— start Available records —
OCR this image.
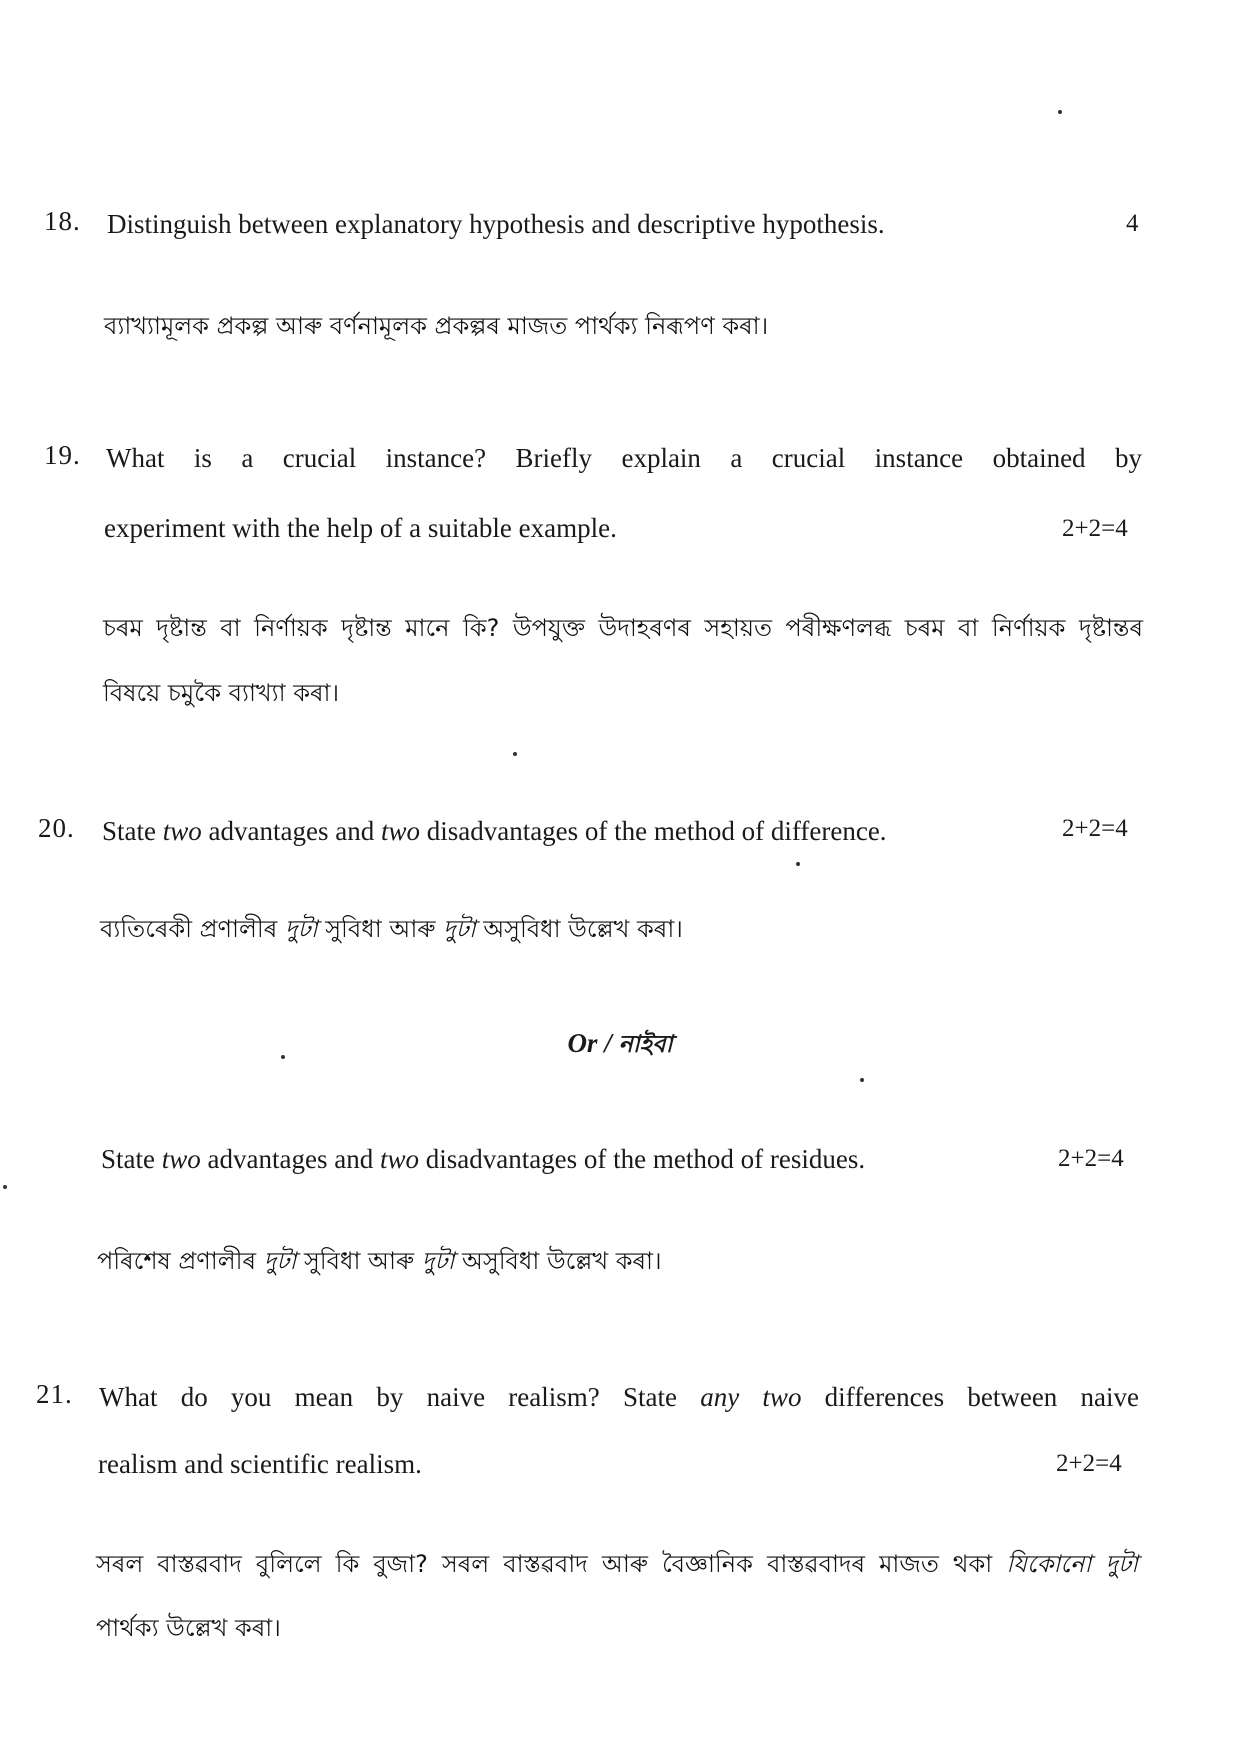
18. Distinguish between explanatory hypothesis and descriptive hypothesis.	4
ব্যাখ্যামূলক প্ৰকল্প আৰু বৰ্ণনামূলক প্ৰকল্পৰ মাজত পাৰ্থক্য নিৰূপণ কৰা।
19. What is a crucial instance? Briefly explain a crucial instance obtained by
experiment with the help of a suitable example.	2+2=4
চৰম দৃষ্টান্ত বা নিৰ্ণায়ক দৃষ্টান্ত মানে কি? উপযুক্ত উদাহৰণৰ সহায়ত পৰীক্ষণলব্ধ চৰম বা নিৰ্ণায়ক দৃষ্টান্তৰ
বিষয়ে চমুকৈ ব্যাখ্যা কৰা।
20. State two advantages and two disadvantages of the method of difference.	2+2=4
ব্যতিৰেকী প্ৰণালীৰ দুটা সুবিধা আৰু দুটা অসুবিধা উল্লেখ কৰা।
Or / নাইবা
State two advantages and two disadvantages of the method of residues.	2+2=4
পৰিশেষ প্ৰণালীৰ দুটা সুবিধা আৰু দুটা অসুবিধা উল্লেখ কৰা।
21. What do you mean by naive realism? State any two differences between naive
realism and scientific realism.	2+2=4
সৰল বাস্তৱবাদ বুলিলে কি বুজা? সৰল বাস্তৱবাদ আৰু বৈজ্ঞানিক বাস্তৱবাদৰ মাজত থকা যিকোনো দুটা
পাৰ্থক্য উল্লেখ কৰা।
— end Available records —
> Exercise instructions
From the entries above, extract every line where the word "State" appears.

> Result below
20. State two advantages and two disadvantages of the method of difference.	2+2=4
State two advantages and two disadvantages of the method of residues.	2+2=4
21. What do you mean by naive realism? State any two differences between naive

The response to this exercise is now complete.